(Your goal)
Extract all of the data and reproduce it precisely.

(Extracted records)
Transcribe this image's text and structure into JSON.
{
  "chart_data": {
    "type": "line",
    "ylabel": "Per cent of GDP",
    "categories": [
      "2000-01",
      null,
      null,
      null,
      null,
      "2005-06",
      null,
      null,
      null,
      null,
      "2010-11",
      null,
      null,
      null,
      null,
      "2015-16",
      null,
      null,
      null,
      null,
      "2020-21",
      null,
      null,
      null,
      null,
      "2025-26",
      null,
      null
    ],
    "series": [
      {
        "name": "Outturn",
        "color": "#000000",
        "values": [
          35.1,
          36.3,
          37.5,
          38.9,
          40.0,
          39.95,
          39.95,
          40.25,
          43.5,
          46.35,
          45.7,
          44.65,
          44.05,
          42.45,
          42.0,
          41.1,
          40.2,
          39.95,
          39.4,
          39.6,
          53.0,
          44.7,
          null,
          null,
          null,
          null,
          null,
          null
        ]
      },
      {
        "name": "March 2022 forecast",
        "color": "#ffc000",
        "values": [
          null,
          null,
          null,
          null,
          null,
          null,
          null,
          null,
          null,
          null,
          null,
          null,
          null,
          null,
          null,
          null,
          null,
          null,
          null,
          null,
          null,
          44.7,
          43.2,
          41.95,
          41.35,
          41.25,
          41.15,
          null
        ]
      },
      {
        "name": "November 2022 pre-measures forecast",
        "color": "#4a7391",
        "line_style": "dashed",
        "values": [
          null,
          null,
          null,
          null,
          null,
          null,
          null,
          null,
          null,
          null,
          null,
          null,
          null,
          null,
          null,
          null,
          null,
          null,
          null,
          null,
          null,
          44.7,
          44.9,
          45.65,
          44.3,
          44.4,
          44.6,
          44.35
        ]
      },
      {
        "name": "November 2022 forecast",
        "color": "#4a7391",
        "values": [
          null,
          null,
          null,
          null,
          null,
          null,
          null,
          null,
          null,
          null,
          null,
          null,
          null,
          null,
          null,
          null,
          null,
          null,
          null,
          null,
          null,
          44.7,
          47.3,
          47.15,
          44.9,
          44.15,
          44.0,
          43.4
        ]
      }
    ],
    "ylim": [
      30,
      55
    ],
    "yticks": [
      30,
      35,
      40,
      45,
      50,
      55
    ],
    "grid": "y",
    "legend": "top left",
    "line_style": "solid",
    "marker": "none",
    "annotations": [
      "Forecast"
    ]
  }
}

(Answer to the problem)
Transcribe this image's text and structure into JSON.
{
  "chart_data": {
    "type": "line",
    "ylabel": "Per cent of GDP",
    "categories": [
      "2000-01",
      null,
      null,
      null,
      null,
      "2005-06",
      null,
      null,
      null,
      null,
      "2010-11",
      null,
      null,
      null,
      null,
      "2015-16",
      null,
      null,
      null,
      null,
      "2020-21",
      null,
      null,
      null,
      null,
      "2025-26",
      null,
      null
    ],
    "series": [
      {
        "name": "Outturn",
        "color": "#000000",
        "values": [
          35.1,
          36.3,
          37.5,
          38.9,
          40.0,
          39.95,
          39.95,
          40.25,
          43.5,
          46.35,
          45.7,
          44.65,
          44.05,
          42.45,
          42.0,
          41.1,
          40.2,
          39.95,
          39.4,
          39.6,
          53.0,
          44.7,
          null,
          null,
          null,
          null,
          null,
          null
        ]
      },
      {
        "name": "March 2022 forecast",
        "color": "#ffc000",
        "values": [
          null,
          null,
          null,
          null,
          null,
          null,
          null,
          null,
          null,
          null,
          null,
          null,
          null,
          null,
          null,
          null,
          null,
          null,
          null,
          null,
          null,
          44.7,
          43.2,
          41.95,
          41.35,
          41.25,
          41.15,
          null
        ]
      },
      {
        "name": "November 2022 pre-measures forecast",
        "color": "#4a7391",
        "line_style": "dashed",
        "values": [
          null,
          null,
          null,
          null,
          null,
          null,
          null,
          null,
          null,
          null,
          null,
          null,
          null,
          null,
          null,
          null,
          null,
          null,
          null,
          null,
          null,
          44.7,
          44.9,
          45.65,
          44.3,
          44.4,
          44.6,
          44.35
        ]
      },
      {
        "name": "November 2022 forecast",
        "color": "#4a7391",
        "values": [
          null,
          null,
          null,
          null,
          null,
          null,
          null,
          null,
          null,
          null,
          null,
          null,
          null,
          null,
          null,
          null,
          null,
          null,
          null,
          null,
          null,
          44.7,
          47.3,
          47.15,
          44.9,
          44.15,
          44.0,
          43.4
        ]
      }
    ],
    "ylim": [
      30,
      55
    ],
    "yticks": [
      30,
      35,
      40,
      45,
      50,
      55
    ],
    "grid": "y",
    "legend": "top left",
    "line_style": "solid",
    "marker": "none",
    "annotations": [
      "Forecast"
    ]
  }
}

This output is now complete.